> **Problem to solve**: Search the material for the word "identité" and copy each line that holds it.

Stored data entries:
** Start **

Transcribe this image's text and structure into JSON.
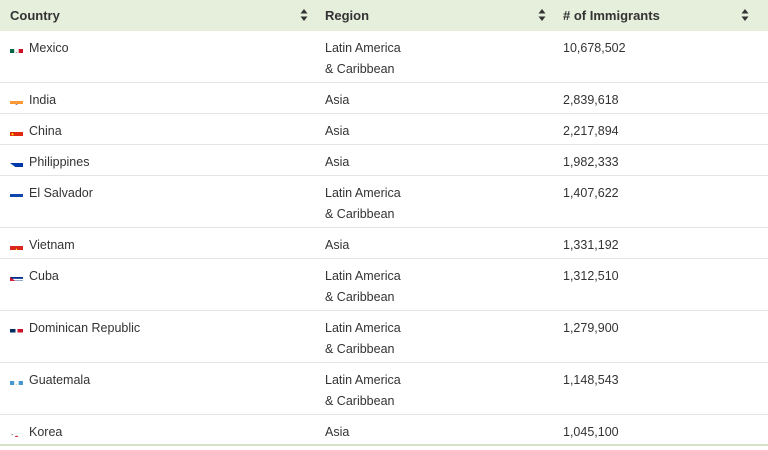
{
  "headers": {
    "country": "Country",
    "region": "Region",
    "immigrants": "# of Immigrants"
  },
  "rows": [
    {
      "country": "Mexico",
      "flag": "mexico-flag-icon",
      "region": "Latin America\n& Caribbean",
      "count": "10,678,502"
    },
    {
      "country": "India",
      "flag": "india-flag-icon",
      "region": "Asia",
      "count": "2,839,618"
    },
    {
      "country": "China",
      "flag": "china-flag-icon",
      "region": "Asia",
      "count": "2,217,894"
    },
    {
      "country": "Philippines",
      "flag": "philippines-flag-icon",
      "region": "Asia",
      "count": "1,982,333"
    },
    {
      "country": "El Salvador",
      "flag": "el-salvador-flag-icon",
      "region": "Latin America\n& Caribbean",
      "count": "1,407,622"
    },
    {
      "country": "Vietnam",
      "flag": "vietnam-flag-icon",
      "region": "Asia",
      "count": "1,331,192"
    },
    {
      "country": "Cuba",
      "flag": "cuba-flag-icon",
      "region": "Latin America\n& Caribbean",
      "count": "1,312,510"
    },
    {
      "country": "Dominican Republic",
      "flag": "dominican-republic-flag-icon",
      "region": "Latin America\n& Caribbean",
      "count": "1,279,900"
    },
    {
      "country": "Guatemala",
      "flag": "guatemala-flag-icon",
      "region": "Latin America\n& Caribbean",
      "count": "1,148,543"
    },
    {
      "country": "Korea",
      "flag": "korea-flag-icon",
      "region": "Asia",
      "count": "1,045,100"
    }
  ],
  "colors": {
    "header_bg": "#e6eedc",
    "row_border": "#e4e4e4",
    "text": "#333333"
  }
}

** End **
** Start **

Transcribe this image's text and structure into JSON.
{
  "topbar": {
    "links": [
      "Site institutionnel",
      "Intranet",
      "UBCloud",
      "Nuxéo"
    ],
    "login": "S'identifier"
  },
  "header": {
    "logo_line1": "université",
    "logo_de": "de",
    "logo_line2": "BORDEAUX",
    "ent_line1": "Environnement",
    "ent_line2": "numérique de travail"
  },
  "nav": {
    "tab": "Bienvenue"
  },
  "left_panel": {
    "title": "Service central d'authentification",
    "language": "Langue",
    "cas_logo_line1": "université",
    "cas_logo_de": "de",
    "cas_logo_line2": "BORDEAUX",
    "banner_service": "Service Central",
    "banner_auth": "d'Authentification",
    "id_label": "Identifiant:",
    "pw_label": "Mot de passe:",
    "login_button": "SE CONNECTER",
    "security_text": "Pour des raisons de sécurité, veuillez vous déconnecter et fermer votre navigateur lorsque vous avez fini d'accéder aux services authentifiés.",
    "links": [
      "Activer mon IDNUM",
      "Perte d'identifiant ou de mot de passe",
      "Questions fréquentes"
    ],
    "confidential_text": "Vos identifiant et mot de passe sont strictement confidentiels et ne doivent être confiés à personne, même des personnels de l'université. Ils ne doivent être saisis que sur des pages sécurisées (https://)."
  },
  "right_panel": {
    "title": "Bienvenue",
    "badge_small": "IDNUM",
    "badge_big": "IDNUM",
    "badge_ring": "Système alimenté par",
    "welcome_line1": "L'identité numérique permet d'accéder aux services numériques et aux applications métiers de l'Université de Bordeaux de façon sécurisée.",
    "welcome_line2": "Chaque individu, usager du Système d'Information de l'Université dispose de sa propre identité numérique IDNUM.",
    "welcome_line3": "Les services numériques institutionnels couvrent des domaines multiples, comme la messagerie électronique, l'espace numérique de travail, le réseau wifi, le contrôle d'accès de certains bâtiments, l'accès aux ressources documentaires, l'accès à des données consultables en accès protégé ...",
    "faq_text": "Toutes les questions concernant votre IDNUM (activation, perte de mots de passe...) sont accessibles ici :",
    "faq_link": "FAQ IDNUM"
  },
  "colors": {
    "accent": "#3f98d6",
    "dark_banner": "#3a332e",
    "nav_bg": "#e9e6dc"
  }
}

** End **

> **Exercise output**:
    "welcome_line1": "L'identité numérique permet d'accéder aux services numériques et aux applications métiers de l'Université de Bordeaux de façon sécurisée.",
    "welcome_line2": "Chaque individu, usager du Système d'Information de l'Université dispose de sa propre identité numérique IDNUM.",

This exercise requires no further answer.